• [TO BE DONE]:
Drop all images and give the records again exactly.
— start of EXERCISE INPUTS —
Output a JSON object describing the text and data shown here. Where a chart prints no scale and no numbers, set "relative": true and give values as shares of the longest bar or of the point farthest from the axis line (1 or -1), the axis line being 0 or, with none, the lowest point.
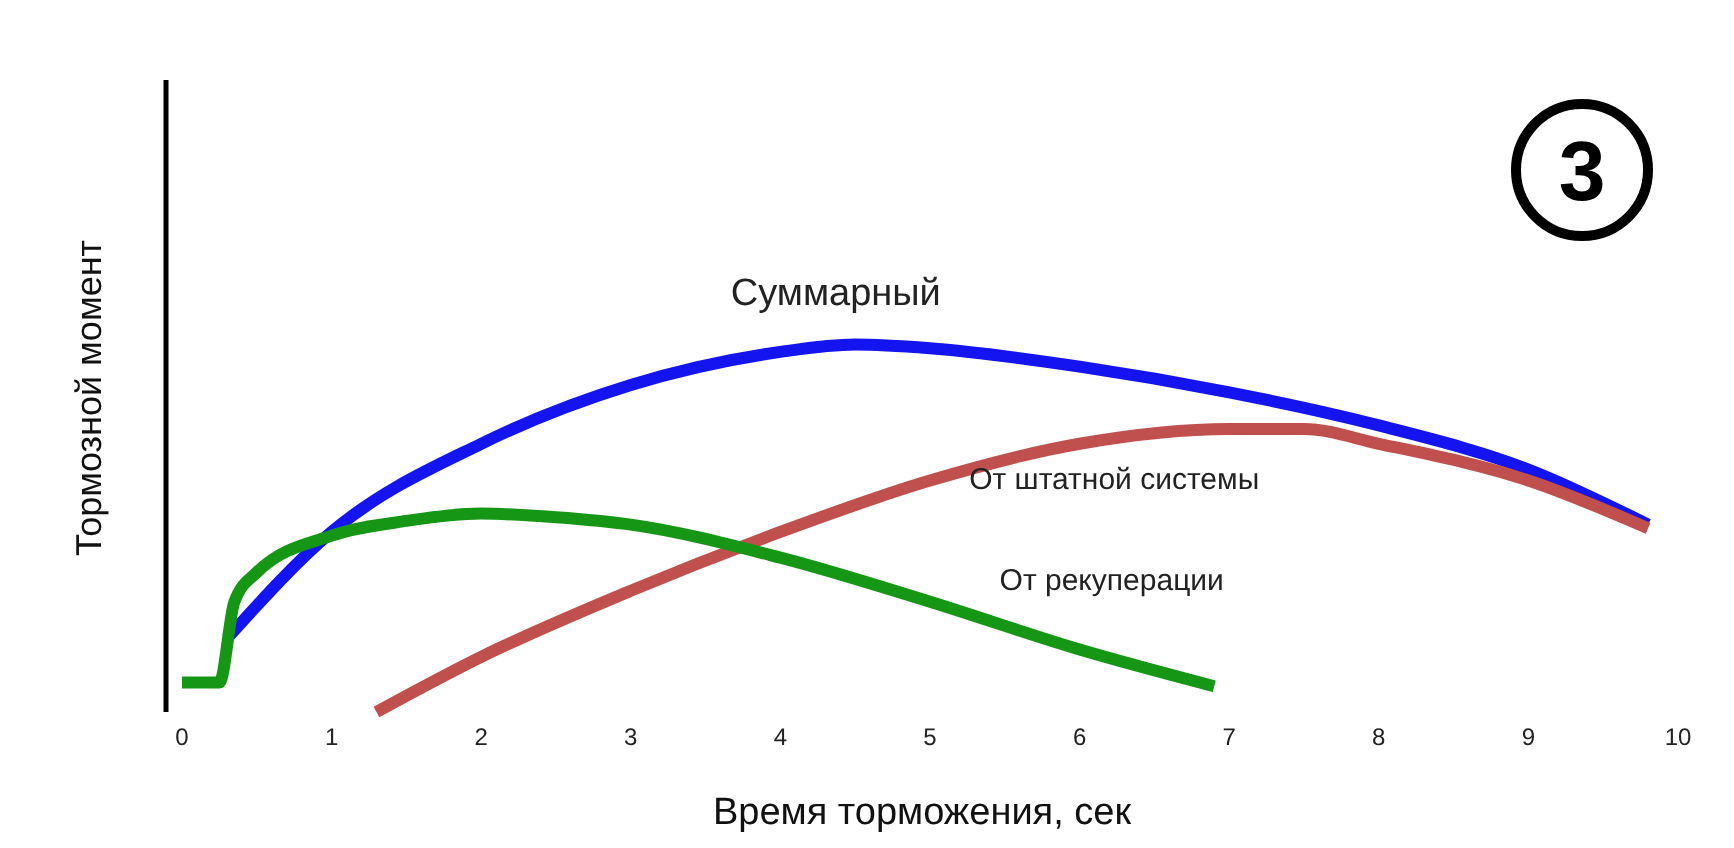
{
  "chart_data": {
    "type": "line",
    "relative": true,
    "xlabel": "Время торможения, сек",
    "ylabel": "Тормозной момент",
    "xlim": [
      0,
      10
    ],
    "xticks": [
      0,
      1,
      2,
      3,
      4,
      5,
      6,
      7,
      8,
      9,
      10
    ],
    "grid": false,
    "legend": false,
    "marker": "none",
    "line_style": "solid",
    "annotations": [
      "3"
    ],
    "series": [
      {
        "name": "Суммарный",
        "color": "#1414f0",
        "x": [
          0.3,
          1,
          2,
          3,
          4,
          4.5,
          5,
          6,
          7,
          8,
          9,
          9.8
        ],
        "values": [
          0.2,
          0.49,
          0.73,
          0.89,
          0.98,
          1,
          0.99,
          0.94,
          0.87,
          0.78,
          0.66,
          0.51
        ]
      },
      {
        "name": "От штатной системы",
        "color": "#c0504d",
        "x": [
          1.3,
          2,
          3,
          4,
          5,
          6,
          7,
          7.5,
          8,
          9,
          9.8
        ],
        "values": [
          0,
          0.15,
          0.33,
          0.49,
          0.63,
          0.73,
          0.77,
          0.77,
          0.73,
          0.63,
          0.5
        ]
      },
      {
        "name": "От рекуперации",
        "color": "#159615",
        "x": [
          0,
          0.25,
          0.35,
          0.5,
          1,
          1.5,
          2,
          2.5,
          3,
          4,
          5,
          6,
          6.9
        ],
        "values": [
          0.08,
          0.08,
          0.3,
          0.38,
          0.48,
          0.52,
          0.54,
          0.53,
          0.51,
          0.42,
          0.3,
          0.17,
          0.07
        ]
      }
    ]
  }
}
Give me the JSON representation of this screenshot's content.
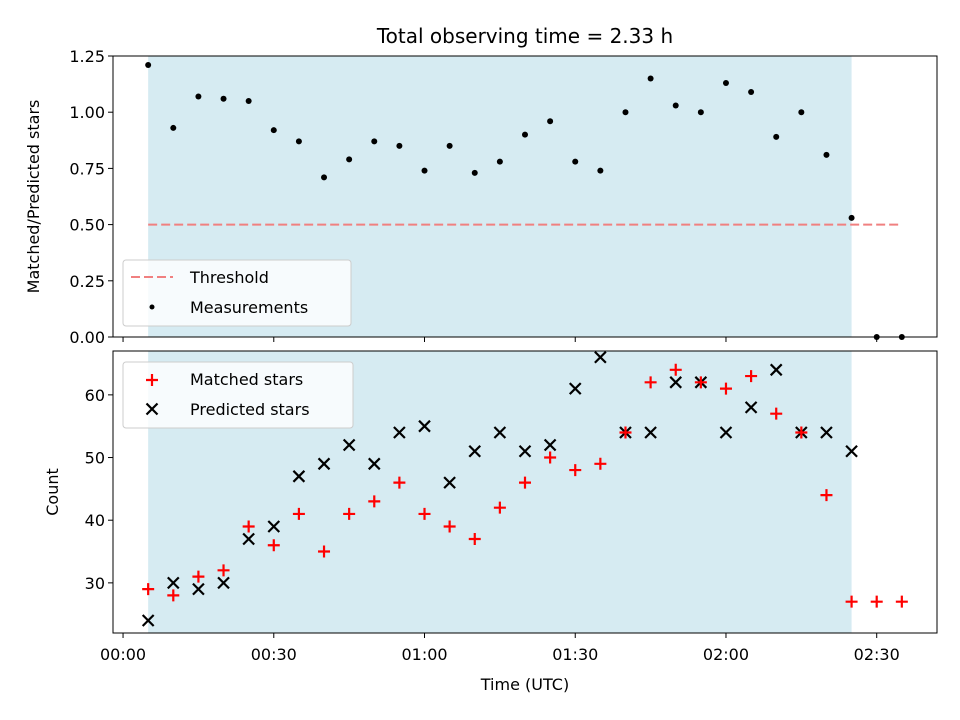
{
  "chart_data": [
    {
      "type": "scatter",
      "title": "Total observing time = 2.33 h",
      "xlabel": "",
      "ylabel": "Matched/Predicted stars",
      "ylim": [
        0.0,
        1.25
      ],
      "yticks": [
        0.0,
        0.25,
        0.5,
        0.75,
        1.0,
        1.25
      ],
      "ytick_labels": [
        "0.00",
        "0.25",
        "0.50",
        "0.75",
        "1.00",
        "1.25"
      ],
      "shaded_region": {
        "x_start": "00:05",
        "x_end": "02:25",
        "color": "#add8e6"
      },
      "threshold": {
        "name": "Threshold",
        "y": 0.5,
        "x_start": "00:05",
        "x_end": "02:35",
        "color": "#f08080",
        "style": "dashed"
      },
      "series": [
        {
          "name": "Measurements",
          "color": "#000000",
          "x": [
            "00:05",
            "00:10",
            "00:15",
            "00:20",
            "00:25",
            "00:30",
            "00:35",
            "00:40",
            "00:45",
            "00:50",
            "00:55",
            "01:00",
            "01:05",
            "01:10",
            "01:15",
            "01:20",
            "01:25",
            "01:30",
            "01:35",
            "01:40",
            "01:45",
            "01:50",
            "01:55",
            "02:00",
            "02:05",
            "02:10",
            "02:15",
            "02:20",
            "02:25",
            "02:30",
            "02:35"
          ],
          "y": [
            1.21,
            0.93,
            1.07,
            1.06,
            1.05,
            0.92,
            0.87,
            0.71,
            0.79,
            0.87,
            0.85,
            0.74,
            0.85,
            0.73,
            0.78,
            0.9,
            0.96,
            0.78,
            0.74,
            1.0,
            1.15,
            1.03,
            1.0,
            1.13,
            1.09,
            0.89,
            1.0,
            0.81,
            0.53,
            0.0,
            0.0
          ]
        }
      ],
      "legend": {
        "placement": "lower-left",
        "entries": [
          "Threshold",
          "Measurements"
        ]
      }
    },
    {
      "type": "scatter",
      "title": "",
      "xlabel": "Time (UTC)",
      "ylabel": "Count",
      "ylim": [
        22,
        67
      ],
      "yticks": [
        30,
        40,
        50,
        60
      ],
      "ytick_labels": [
        "30",
        "40",
        "50",
        "60"
      ],
      "xticks": [
        "00:00",
        "00:30",
        "01:00",
        "01:30",
        "02:00",
        "02:30"
      ],
      "xtick_labels": [
        "00:00",
        "00:30",
        "01:00",
        "01:30",
        "02:00",
        "02:30"
      ],
      "xlim": [
        "23:58",
        "02:42"
      ],
      "shaded_region": {
        "x_start": "00:05",
        "x_end": "02:25",
        "color": "#add8e6"
      },
      "series": [
        {
          "name": "Matched stars",
          "marker": "plus",
          "color": "#ff0000",
          "x": [
            "00:05",
            "00:10",
            "00:15",
            "00:20",
            "00:25",
            "00:30",
            "00:35",
            "00:40",
            "00:45",
            "00:50",
            "00:55",
            "01:00",
            "01:05",
            "01:10",
            "01:15",
            "01:20",
            "01:25",
            "01:30",
            "01:35",
            "01:40",
            "01:45",
            "01:50",
            "01:55",
            "02:00",
            "02:05",
            "02:10",
            "02:15",
            "02:20",
            "02:25",
            "02:30",
            "02:35"
          ],
          "y": [
            29,
            28,
            31,
            32,
            39,
            36,
            41,
            35,
            41,
            43,
            46,
            41,
            39,
            37,
            42,
            46,
            50,
            48,
            49,
            54,
            62,
            64,
            62,
            61,
            63,
            57,
            54,
            44,
            27,
            27,
            27
          ]
        },
        {
          "name": "Predicted stars",
          "marker": "x",
          "color": "#000000",
          "x": [
            "00:05",
            "00:10",
            "00:15",
            "00:20",
            "00:25",
            "00:30",
            "00:35",
            "00:40",
            "00:45",
            "00:50",
            "00:55",
            "01:00",
            "01:05",
            "01:10",
            "01:15",
            "01:20",
            "01:25",
            "01:30",
            "01:35",
            "01:40",
            "01:45",
            "01:50",
            "01:55",
            "02:00",
            "02:05",
            "02:10",
            "02:15",
            "02:20",
            "02:25"
          ],
          "y": [
            24,
            30,
            29,
            30,
            37,
            39,
            47,
            49,
            52,
            49,
            54,
            55,
            46,
            51,
            54,
            51,
            52,
            61,
            66,
            54,
            54,
            62,
            62,
            54,
            58,
            64,
            54,
            54,
            51
          ]
        }
      ],
      "legend": {
        "placement": "upper-left",
        "entries": [
          "Matched stars",
          "Predicted stars"
        ]
      }
    }
  ]
}
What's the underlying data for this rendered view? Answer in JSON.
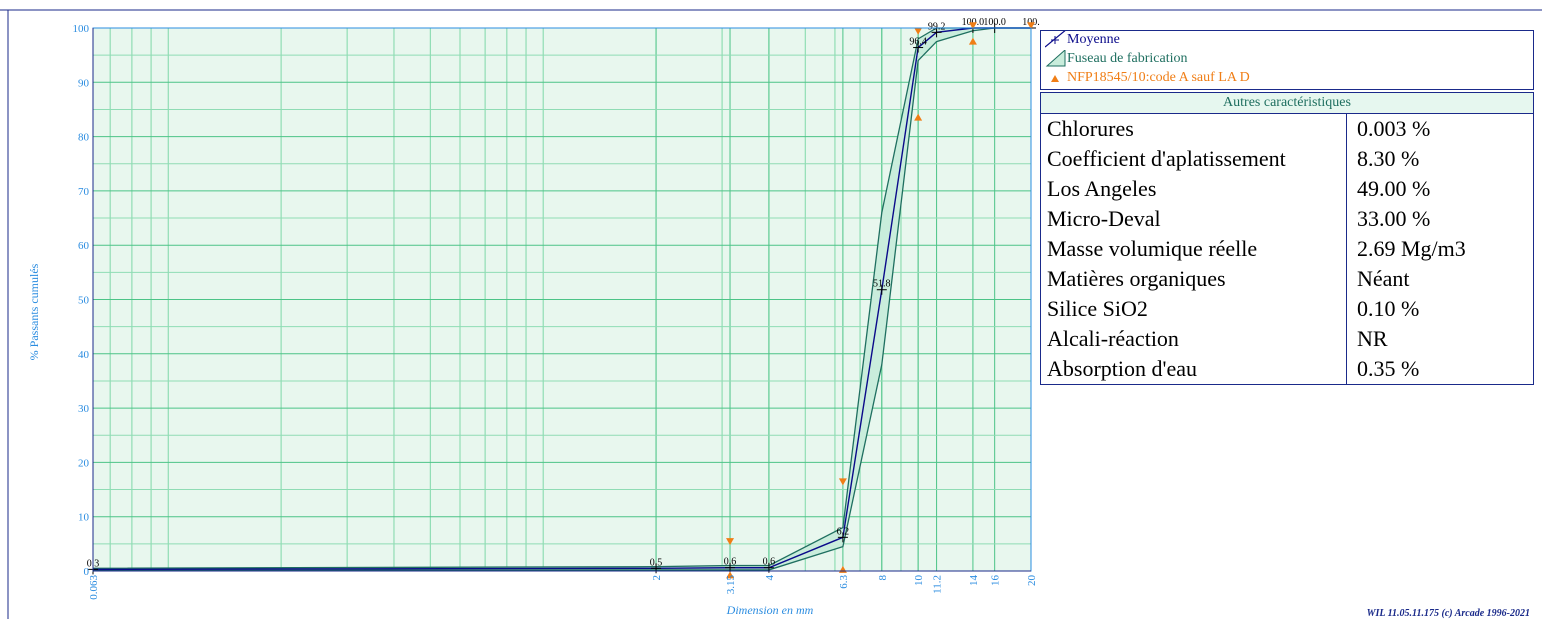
— end of EXERCISE INPUTS —
• [ANSWER TO THIS TASK]:
Output a JSON object describing the text and data shown here. Where a chart prints no scale and no numbers, set "relative": true and give values as shares of the longest bar or of the point farthest from the axis line (1 or -1), the axis line being 0 or, with none, the lowest point.
{
  "chart_data": {
    "type": "line",
    "relative": true,
    "xlabel": "Время торможения, сек",
    "ylabel": "Тормозной момент",
    "xlim": [
      0,
      10
    ],
    "xticks": [
      0,
      1,
      2,
      3,
      4,
      5,
      6,
      7,
      8,
      9,
      10
    ],
    "grid": false,
    "legend": false,
    "marker": "none",
    "line_style": "solid",
    "annotations": [
      "3"
    ],
    "series": [
      {
        "name": "Суммарный",
        "color": "#1414f0",
        "x": [
          0.3,
          1,
          2,
          3,
          4,
          4.5,
          5,
          6,
          7,
          8,
          9,
          9.8
        ],
        "values": [
          0.2,
          0.49,
          0.73,
          0.89,
          0.98,
          1,
          0.99,
          0.94,
          0.87,
          0.78,
          0.66,
          0.51
        ]
      },
      {
        "name": "От штатной системы",
        "color": "#c0504d",
        "x": [
          1.3,
          2,
          3,
          4,
          5,
          6,
          7,
          7.5,
          8,
          9,
          9.8
        ],
        "values": [
          0,
          0.15,
          0.33,
          0.49,
          0.63,
          0.73,
          0.77,
          0.77,
          0.73,
          0.63,
          0.5
        ]
      },
      {
        "name": "От рекуперации",
        "color": "#159615",
        "x": [
          0,
          0.25,
          0.35,
          0.5,
          1,
          1.5,
          2,
          2.5,
          3,
          4,
          5,
          6,
          6.9
        ],
        "values": [
          0.08,
          0.08,
          0.3,
          0.38,
          0.48,
          0.52,
          0.54,
          0.53,
          0.51,
          0.42,
          0.3,
          0.17,
          0.07
        ]
      }
    ]
  }
}
Give me the JSON representation of this screenshot's content.
{
  "chart_data": [
    {
      "type": "scatter",
      "title": "Total observing time = 2.33 h",
      "xlabel": "",
      "ylabel": "Matched/Predicted stars",
      "ylim": [
        0.0,
        1.25
      ],
      "yticks": [
        0.0,
        0.25,
        0.5,
        0.75,
        1.0,
        1.25
      ],
      "ytick_labels": [
        "0.00",
        "0.25",
        "0.50",
        "0.75",
        "1.00",
        "1.25"
      ],
      "shaded_region": {
        "x_start": "00:05",
        "x_end": "02:25",
        "color": "#add8e6"
      },
      "threshold": {
        "name": "Threshold",
        "y": 0.5,
        "x_start": "00:05",
        "x_end": "02:35",
        "color": "#f08080",
        "style": "dashed"
      },
      "series": [
        {
          "name": "Measurements",
          "color": "#000000",
          "x": [
            "00:05",
            "00:10",
            "00:15",
            "00:20",
            "00:25",
            "00:30",
            "00:35",
            "00:40",
            "00:45",
            "00:50",
            "00:55",
            "01:00",
            "01:05",
            "01:10",
            "01:15",
            "01:20",
            "01:25",
            "01:30",
            "01:35",
            "01:40",
            "01:45",
            "01:50",
            "01:55",
            "02:00",
            "02:05",
            "02:10",
            "02:15",
            "02:20",
            "02:25",
            "02:30",
            "02:35"
          ],
          "y": [
            1.21,
            0.93,
            1.07,
            1.06,
            1.05,
            0.92,
            0.87,
            0.71,
            0.79,
            0.87,
            0.85,
            0.74,
            0.85,
            0.73,
            0.78,
            0.9,
            0.96,
            0.78,
            0.74,
            1.0,
            1.15,
            1.03,
            1.0,
            1.13,
            1.09,
            0.89,
            1.0,
            0.81,
            0.53,
            0.0,
            0.0
          ]
        }
      ],
      "legend": {
        "placement": "lower-left",
        "entries": [
          "Threshold",
          "Measurements"
        ]
      }
    },
    {
      "type": "scatter",
      "title": "",
      "xlabel": "Time (UTC)",
      "ylabel": "Count",
      "ylim": [
        22,
        67
      ],
      "yticks": [
        30,
        40,
        50,
        60
      ],
      "ytick_labels": [
        "30",
        "40",
        "50",
        "60"
      ],
      "xticks": [
        "00:00",
        "00:30",
        "01:00",
        "01:30",
        "02:00",
        "02:30"
      ],
      "xtick_labels": [
        "00:00",
        "00:30",
        "01:00",
        "01:30",
        "02:00",
        "02:30"
      ],
      "xlim": [
        "23:58",
        "02:42"
      ],
      "shaded_region": {
        "x_start": "00:05",
        "x_end": "02:25",
        "color": "#add8e6"
      },
      "series": [
        {
          "name": "Matched stars",
          "marker": "plus",
          "color": "#ff0000",
          "x": [
            "00:05",
            "00:10",
            "00:15",
            "00:20",
            "00:25",
            "00:30",
            "00:35",
            "00:40",
            "00:45",
            "00:50",
            "00:55",
            "01:00",
            "01:05",
            "01:10",
            "01:15",
            "01:20",
            "01:25",
            "01:30",
            "01:35",
            "01:40",
            "01:45",
            "01:50",
            "01:55",
            "02:00",
            "02:05",
            "02:10",
            "02:15",
            "02:20",
            "02:25",
            "02:30",
            "02:35"
          ],
          "y": [
            29,
            28,
            31,
            32,
            39,
            36,
            41,
            35,
            41,
            43,
            46,
            41,
            39,
            37,
            42,
            46,
            50,
            48,
            49,
            54,
            62,
            64,
            62,
            61,
            63,
            57,
            54,
            44,
            27,
            27,
            27
          ]
        },
        {
          "name": "Predicted stars",
          "marker": "x",
          "color": "#000000",
          "x": [
            "00:05",
            "00:10",
            "00:15",
            "00:20",
            "00:25",
            "00:30",
            "00:35",
            "00:40",
            "00:45",
            "00:50",
            "00:55",
            "01:00",
            "01:05",
            "01:10",
            "01:15",
            "01:20",
            "01:25",
            "01:30",
            "01:35",
            "01:40",
            "01:45",
            "01:50",
            "01:55",
            "02:00",
            "02:05",
            "02:10",
            "02:15",
            "02:20",
            "02:25"
          ],
          "y": [
            24,
            30,
            29,
            30,
            37,
            39,
            47,
            49,
            52,
            49,
            54,
            55,
            46,
            51,
            54,
            51,
            52,
            61,
            66,
            54,
            54,
            62,
            62,
            54,
            58,
            64,
            54,
            54,
            51
          ]
        }
      ],
      "legend": {
        "placement": "upper-left",
        "entries": [
          "Matched stars",
          "Predicted stars"
        ]
      }
    }
  ]
}
What's the underlying data for this rendered view? Answer in JSON.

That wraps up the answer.